[begin Input for this task]

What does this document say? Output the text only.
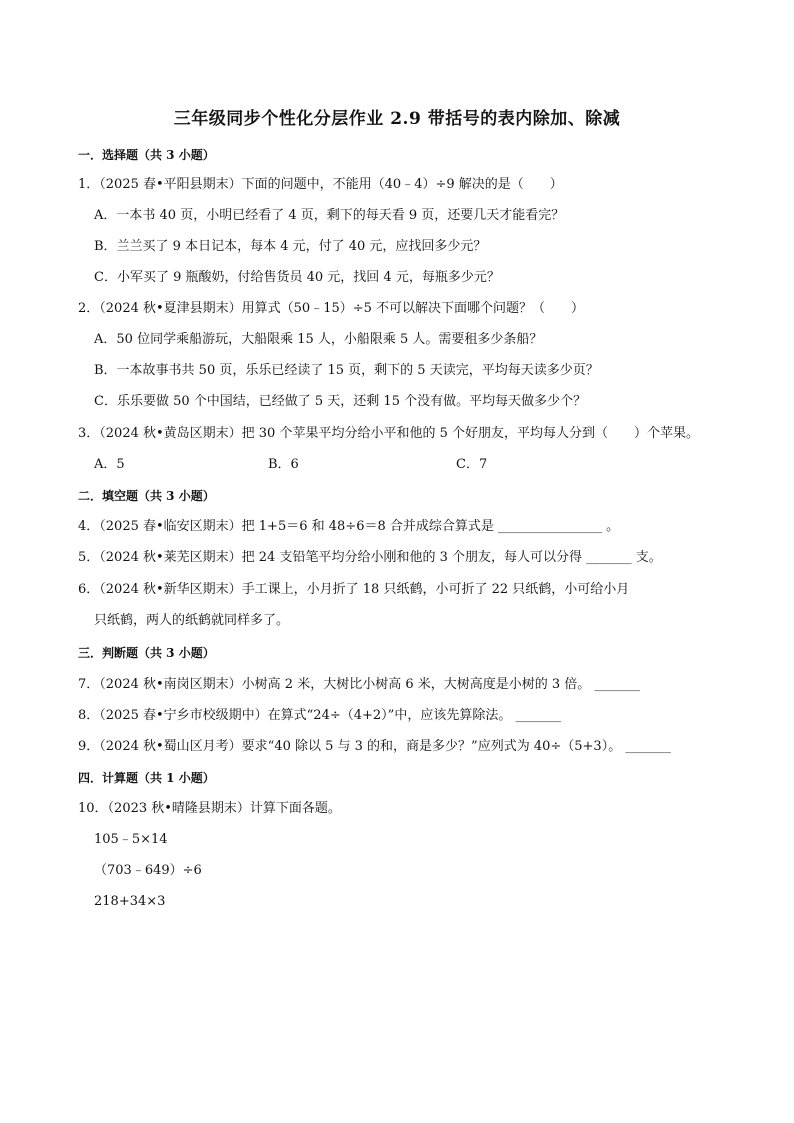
三年级同步个性化分层作业 2.9 带括号的表内除加、除减
一．选择题（共 3 小题）
1．（2025 春•平阳县期末）下面的问题中，不能用（40﹣4）÷9 解决的是（　　）
A．一本书 40 页，小明已经看了 4 页，剩下的每天看 9 页，还要几天才能看完？
B．兰兰买了 9 本日记本，每本 4 元，付了 40 元，应找回多少元？
C．小军买了 9 瓶酸奶，付给售货员 40 元，找回 4 元，每瓶多少元？
2．（2024 秋•夏津县期末）用算式（50﹣15）÷5 不可以解决下面哪个问题？（　　）
A．50 位同学乘船游玩，大船限乘 15 人，小船限乘 5 人。需要租多少条船？
B．一本故事书共 50 页，乐乐已经读了 15 页，剩下的 5 天读完，平均每天读多少页？
C．乐乐要做 50 个中国结，已经做了 5 天，还剩 15 个没有做。平均每天做多少个？
3．（2024 秋•黄岛区期末）把 30 个苹果平均分给小平和他的 5 个好朋友，平均每人分到（　　）个苹果。
A．5	B．6	C．7
二．填空题（共 3 小题）
4．（2025 春•临安区期末）把 1+5＝6 和 48÷6＝8 合并成综合算式是 ________________ 。
5．（2024 秋•莱芜区期末）把 24 支铅笔平均分给小刚和他的 3 个朋友，每人可以分得 _______ 支。
6．（2024 秋•新华区期末）手工课上，小月折了 18 只纸鹤，小可折了 22 只纸鹤，小可给小月
只纸鹤，两人的纸鹤就同样多了。
三．判断题（共 3 小题）
7．（2024 秋•南岗区期末）小树高 2 米，大树比小树高 6 米，大树高度是小树的 3 倍。 _______
8．（2025 春•宁乡市校级期中）在算式“24÷（4+2）”中，应该先算除法。 _______
9．（2024 秋•蜀山区月考）要求“40 除以 5 与 3 的和，商是多少？”应列式为 40÷（5+3）。 _______
四．计算题（共 1 小题）
10．（2023 秋•晴隆县期末）计算下面各题。
105﹣5×14
（703﹣649）÷6
218+34×3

[end Input for this task]

- Task details -
Copy the material above exactly and drop the pictures.

- Full response -
What does this document say? Output the text only.
三年级同步个性化分层作业 2.9 带括号的表内除加、除减
一．选择题（共 3 小题）
1．（2025 春•平阳县期末）下面的问题中，不能用（40﹣4）÷9 解决的是（　　）
A．一本书 40 页，小明已经看了 4 页，剩下的每天看 9 页，还要几天才能看完？
B．兰兰买了 9 本日记本，每本 4 元，付了 40 元，应找回多少元？
C．小军买了 9 瓶酸奶，付给售货员 40 元，找回 4 元，每瓶多少元？
2．（2024 秋•夏津县期末）用算式（50﹣15）÷5 不可以解决下面哪个问题？（　　）
A．50 位同学乘船游玩，大船限乘 15 人，小船限乘 5 人。需要租多少条船？
B．一本故事书共 50 页，乐乐已经读了 15 页，剩下的 5 天读完，平均每天读多少页？
C．乐乐要做 50 个中国结，已经做了 5 天，还剩 15 个没有做。平均每天做多少个？
3．（2024 秋•黄岛区期末）把 30 个苹果平均分给小平和他的 5 个好朋友，平均每人分到（　　）个苹果。
A．5	B．6	C．7
二．填空题（共 3 小题）
4．（2025 春•临安区期末）把 1+5＝6 和 48÷6＝8 合并成综合算式是 ________________ 。
5．（2024 秋•莱芜区期末）把 24 支铅笔平均分给小刚和他的 3 个朋友，每人可以分得 _______ 支。
6．（2024 秋•新华区期末）手工课上，小月折了 18 只纸鹤，小可折了 22 只纸鹤，小可给小月
只纸鹤，两人的纸鹤就同样多了。
三．判断题（共 3 小题）
7．（2024 秋•南岗区期末）小树高 2 米，大树比小树高 6 米，大树高度是小树的 3 倍。 _______
8．（2025 春•宁乡市校级期中）在算式“24÷（4+2）”中，应该先算除法。 _______
9．（2024 秋•蜀山区月考）要求“40 除以 5 与 3 的和，商是多少？”应列式为 40÷（5+3）。 _______
四．计算题（共 1 小题）
10．（2023 秋•晴隆县期末）计算下面各题。
105﹣5×14
（703﹣649）÷6
218+34×3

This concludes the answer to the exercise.